------ PROVIDED DATA
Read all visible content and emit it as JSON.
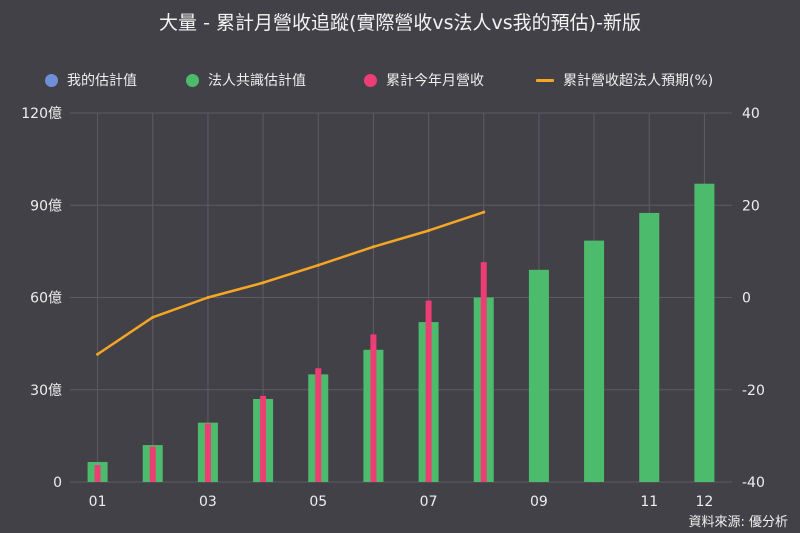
{
  "title": "大量 - 累計月營收追蹤(實際營收vs法人vs我的預估)-新版",
  "source": "資料來源: 優分析",
  "legend": [
    {
      "label": "我的估計值",
      "color": "#6f8fd6",
      "shape": "dot"
    },
    {
      "label": "法人共識估計值",
      "color": "#4cbc6c",
      "shape": "dot"
    },
    {
      "label": "累計今年月營收",
      "color": "#ec3d75",
      "shape": "dot"
    },
    {
      "label": "累計營收超法人預期(%)",
      "color": "#f5a623",
      "shape": "line"
    }
  ],
  "chart_data": {
    "type": "bar",
    "categories": [
      "01",
      "02",
      "03",
      "04",
      "05",
      "06",
      "07",
      "08",
      "09",
      "10",
      "11",
      "12"
    ],
    "x_tick_labels": [
      "01",
      "",
      "03",
      "",
      "05",
      "",
      "07",
      "",
      "09",
      "",
      "11",
      "12"
    ],
    "series": [
      {
        "name": "法人共識估計值",
        "type": "bar",
        "axis": "left",
        "color": "#4cbc6c",
        "values": [
          6.5,
          12,
          19.3,
          27,
          35,
          43,
          52,
          60,
          69,
          78.5,
          87.5,
          97
        ]
      },
      {
        "name": "累計今年月營收",
        "type": "bar",
        "axis": "left",
        "color": "#ec3d75",
        "values": [
          5.5,
          11.5,
          19,
          28,
          37,
          48,
          59,
          71.5,
          null,
          null,
          null,
          null
        ]
      },
      {
        "name": "累計營收超法人預期(%)",
        "type": "line",
        "axis": "right",
        "color": "#f5a623",
        "values": [
          -12.3,
          -4.3,
          0,
          3.2,
          7,
          11,
          14.5,
          18.5,
          null,
          null,
          null,
          null
        ]
      }
    ],
    "y_left": {
      "min": 0,
      "max": 120,
      "ticks": [
        0,
        30,
        60,
        90,
        120
      ],
      "tick_labels": [
        "0",
        "30億",
        "60億",
        "90億",
        "120億"
      ]
    },
    "y_right": {
      "min": -40,
      "max": 40,
      "ticks": [
        -40,
        -20,
        0,
        20,
        40
      ],
      "tick_labels": [
        "-40",
        "-20",
        "0",
        "20",
        "40"
      ]
    },
    "grid": true,
    "legend_position": "top"
  }
}
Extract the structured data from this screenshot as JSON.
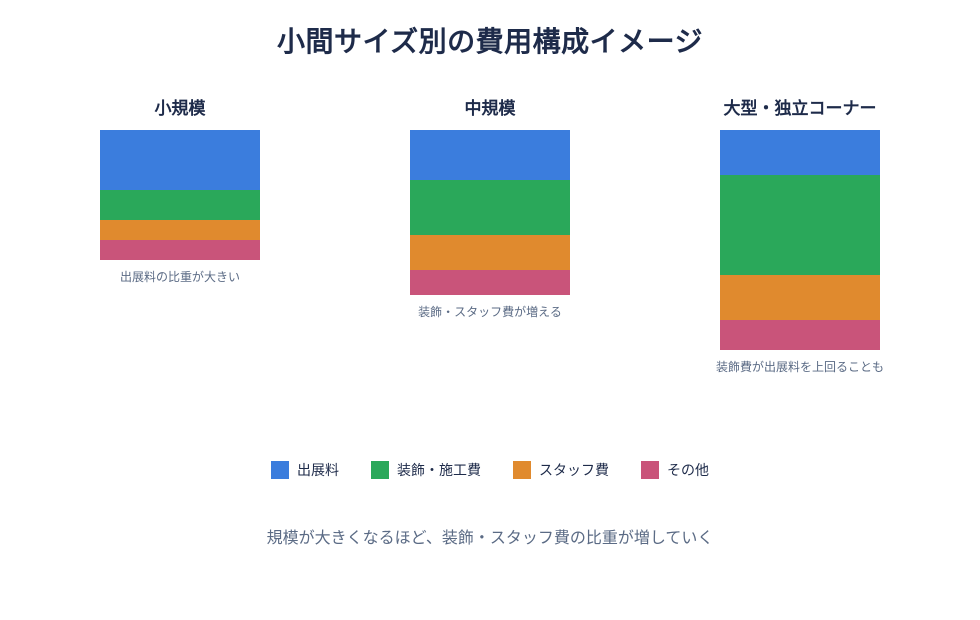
{
  "chart_data": {
    "type": "bar",
    "title": "小間サイズ別の費用構成イメージ",
    "stacked": true,
    "categories": [
      "小規模",
      "中規模",
      "大型・独立コーナー"
    ],
    "notes": [
      "出展料の比重が大きい",
      "装飾・スタッフ費が増える",
      "装飾費が出展料を上回ることも"
    ],
    "series": [
      {
        "name": "出展料",
        "color": "#3b7ddd",
        "values": [
          60,
          50,
          45
        ]
      },
      {
        "name": "装飾・施工費",
        "color": "#2aa85a",
        "values": [
          30,
          55,
          100
        ]
      },
      {
        "name": "スタッフ費",
        "color": "#e08a2e",
        "values": [
          20,
          35,
          45
        ]
      },
      {
        "name": "その他",
        "color": "#c9547a",
        "values": [
          20,
          25,
          30
        ]
      }
    ],
    "footnote": "規模が大きくなるほど、装飾・スタッフ費の比重が増していく"
  }
}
------------
> [WRITTEN INSTRUCTION]: From the records given above, reproduce all text exactly and exclude each picture.

> [OUTPUT OF THE TASK]:
Read all visible content and emit it as JSON.
{
  "title": "大量 - 累計月營收追蹤(實際營收vs法人vs我的預估)-新版",
  "source": "資料來源: 優分析",
  "legend": [
    {
      "label": "我的估計值",
      "color": "#6f8fd6",
      "shape": "dot"
    },
    {
      "label": "法人共識估計值",
      "color": "#4cbc6c",
      "shape": "dot"
    },
    {
      "label": "累計今年月營收",
      "color": "#ec3d75",
      "shape": "dot"
    },
    {
      "label": "累計營收超法人預期(%)",
      "color": "#f5a623",
      "shape": "line"
    }
  ],
  "chart_data": {
    "type": "bar",
    "categories": [
      "01",
      "02",
      "03",
      "04",
      "05",
      "06",
      "07",
      "08",
      "09",
      "10",
      "11",
      "12"
    ],
    "x_tick_labels": [
      "01",
      "",
      "03",
      "",
      "05",
      "",
      "07",
      "",
      "09",
      "",
      "11",
      "12"
    ],
    "series": [
      {
        "name": "法人共識估計值",
        "type": "bar",
        "axis": "left",
        "color": "#4cbc6c",
        "values": [
          6.5,
          12,
          19.3,
          27,
          35,
          43,
          52,
          60,
          69,
          78.5,
          87.5,
          97
        ]
      },
      {
        "name": "累計今年月營收",
        "type": "bar",
        "axis": "left",
        "color": "#ec3d75",
        "values": [
          5.5,
          11.5,
          19,
          28,
          37,
          48,
          59,
          71.5,
          null,
          null,
          null,
          null
        ]
      },
      {
        "name": "累計營收超法人預期(%)",
        "type": "line",
        "axis": "right",
        "color": "#f5a623",
        "values": [
          -12.3,
          -4.3,
          0,
          3.2,
          7,
          11,
          14.5,
          18.5,
          null,
          null,
          null,
          null
        ]
      }
    ],
    "y_left": {
      "min": 0,
      "max": 120,
      "ticks": [
        0,
        30,
        60,
        90,
        120
      ],
      "tick_labels": [
        "0",
        "30億",
        "60億",
        "90億",
        "120億"
      ]
    },
    "y_right": {
      "min": -40,
      "max": 40,
      "ticks": [
        -40,
        -20,
        0,
        20,
        40
      ],
      "tick_labels": [
        "-40",
        "-20",
        "0",
        "20",
        "40"
      ]
    },
    "grid": true,
    "legend_position": "top"
  }
}
Extract the structured data from this screenshot as JSON.
{
  "chart_data": {
    "type": "bar",
    "title": "小間サイズ別の費用構成イメージ",
    "stacked": true,
    "categories": [
      "小規模",
      "中規模",
      "大型・独立コーナー"
    ],
    "notes": [
      "出展料の比重が大きい",
      "装飾・スタッフ費が増える",
      "装飾費が出展料を上回ることも"
    ],
    "series": [
      {
        "name": "出展料",
        "color": "#3b7ddd",
        "values": [
          60,
          50,
          45
        ]
      },
      {
        "name": "装飾・施工費",
        "color": "#2aa85a",
        "values": [
          30,
          55,
          100
        ]
      },
      {
        "name": "スタッフ費",
        "color": "#e08a2e",
        "values": [
          20,
          35,
          45
        ]
      },
      {
        "name": "その他",
        "color": "#c9547a",
        "values": [
          20,
          25,
          30
        ]
      }
    ],
    "footnote": "規模が大きくなるほど、装飾・スタッフ費の比重が増していく"
  }
}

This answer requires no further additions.